WHAT THE EXERCISE ASKS -
Can the lines below, from the one that holds "What's the underlying" to the very end, be echoed exactly, with both ends included and no pictures?

>> begin DATA ROWS

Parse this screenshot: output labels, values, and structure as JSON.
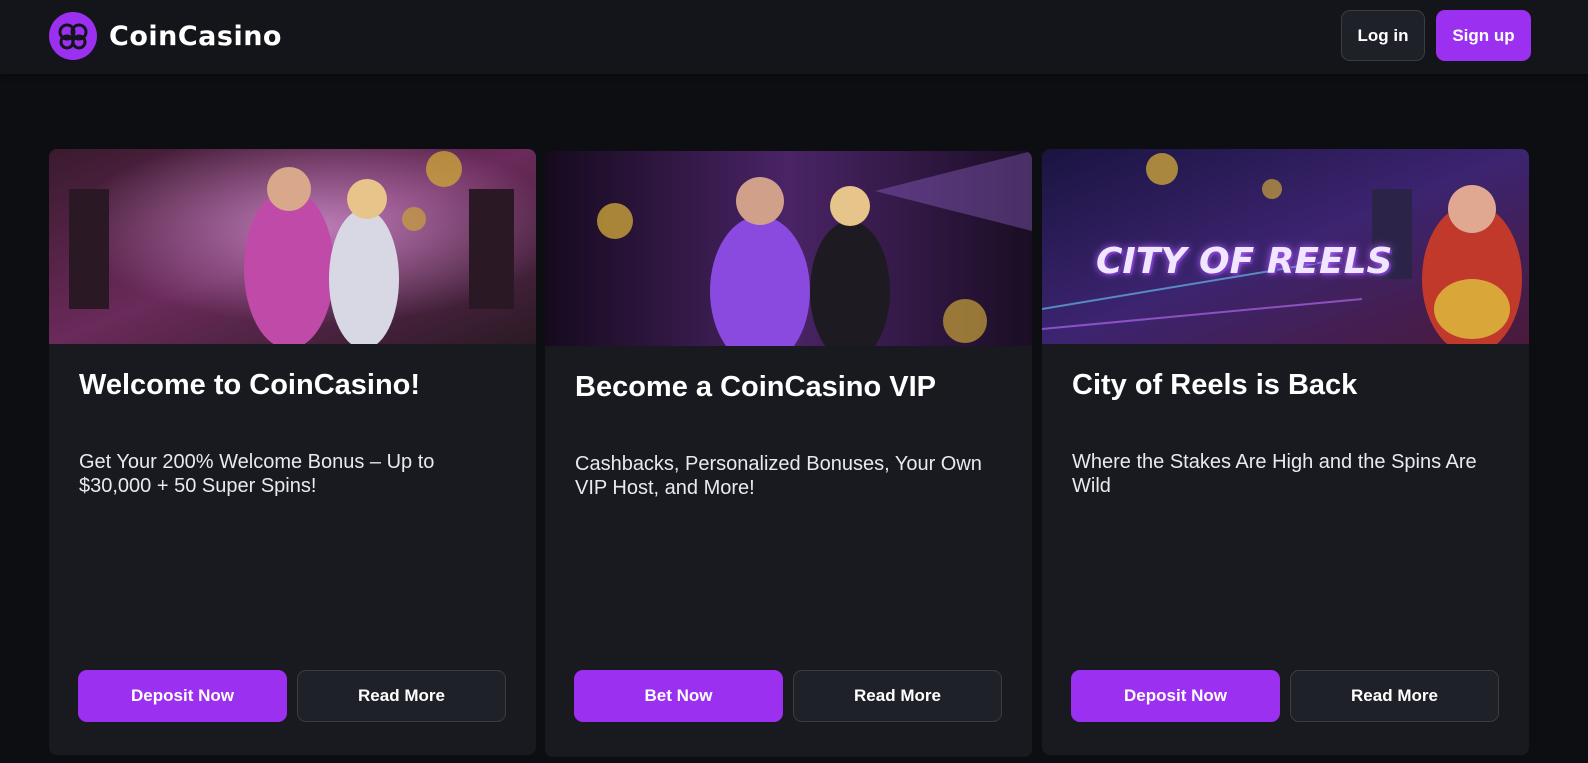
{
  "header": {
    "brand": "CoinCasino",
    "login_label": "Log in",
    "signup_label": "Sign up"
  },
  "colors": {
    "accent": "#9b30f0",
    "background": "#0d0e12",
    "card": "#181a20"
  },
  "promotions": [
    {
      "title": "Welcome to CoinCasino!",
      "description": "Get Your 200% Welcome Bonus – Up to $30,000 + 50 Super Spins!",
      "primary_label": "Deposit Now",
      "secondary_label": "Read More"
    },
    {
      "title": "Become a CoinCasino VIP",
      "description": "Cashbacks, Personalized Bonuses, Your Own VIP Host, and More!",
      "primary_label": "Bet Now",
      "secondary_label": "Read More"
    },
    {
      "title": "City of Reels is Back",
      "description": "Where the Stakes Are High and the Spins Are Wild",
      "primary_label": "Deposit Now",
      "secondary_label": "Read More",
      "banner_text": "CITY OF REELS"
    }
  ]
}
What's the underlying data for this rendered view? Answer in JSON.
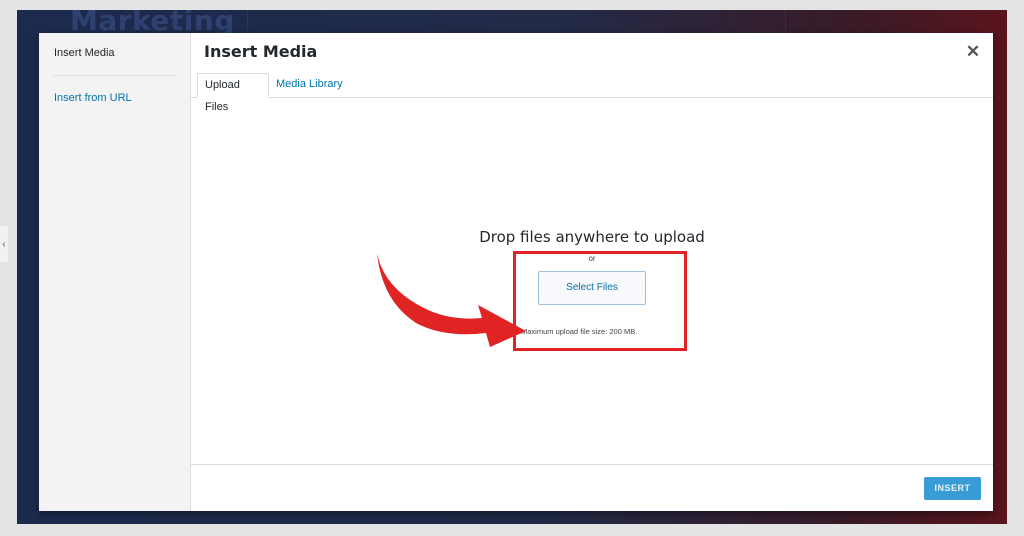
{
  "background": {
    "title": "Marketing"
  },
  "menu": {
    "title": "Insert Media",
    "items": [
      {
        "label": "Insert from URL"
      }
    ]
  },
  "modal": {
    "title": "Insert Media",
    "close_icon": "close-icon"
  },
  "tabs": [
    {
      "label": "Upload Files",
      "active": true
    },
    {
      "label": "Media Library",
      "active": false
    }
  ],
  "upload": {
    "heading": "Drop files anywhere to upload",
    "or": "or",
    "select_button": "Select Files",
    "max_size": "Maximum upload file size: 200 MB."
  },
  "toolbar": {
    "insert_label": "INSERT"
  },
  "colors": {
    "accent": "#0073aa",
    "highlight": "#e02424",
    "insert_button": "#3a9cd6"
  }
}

>> end DATA ROWS

THE SOLUTION -
What's the underlying data for this rendered view? Answer in JSON.
{
  "background": {
    "title": "Marketing"
  },
  "menu": {
    "title": "Insert Media",
    "items": [
      {
        "label": "Insert from URL"
      }
    ]
  },
  "modal": {
    "title": "Insert Media",
    "close_icon": "close-icon"
  },
  "tabs": [
    {
      "label": "Upload Files",
      "active": true
    },
    {
      "label": "Media Library",
      "active": false
    }
  ],
  "upload": {
    "heading": "Drop files anywhere to upload",
    "or": "or",
    "select_button": "Select Files",
    "max_size": "Maximum upload file size: 200 MB."
  },
  "toolbar": {
    "insert_label": "INSERT"
  },
  "colors": {
    "accent": "#0073aa",
    "highlight": "#e02424",
    "insert_button": "#3a9cd6"
  }
}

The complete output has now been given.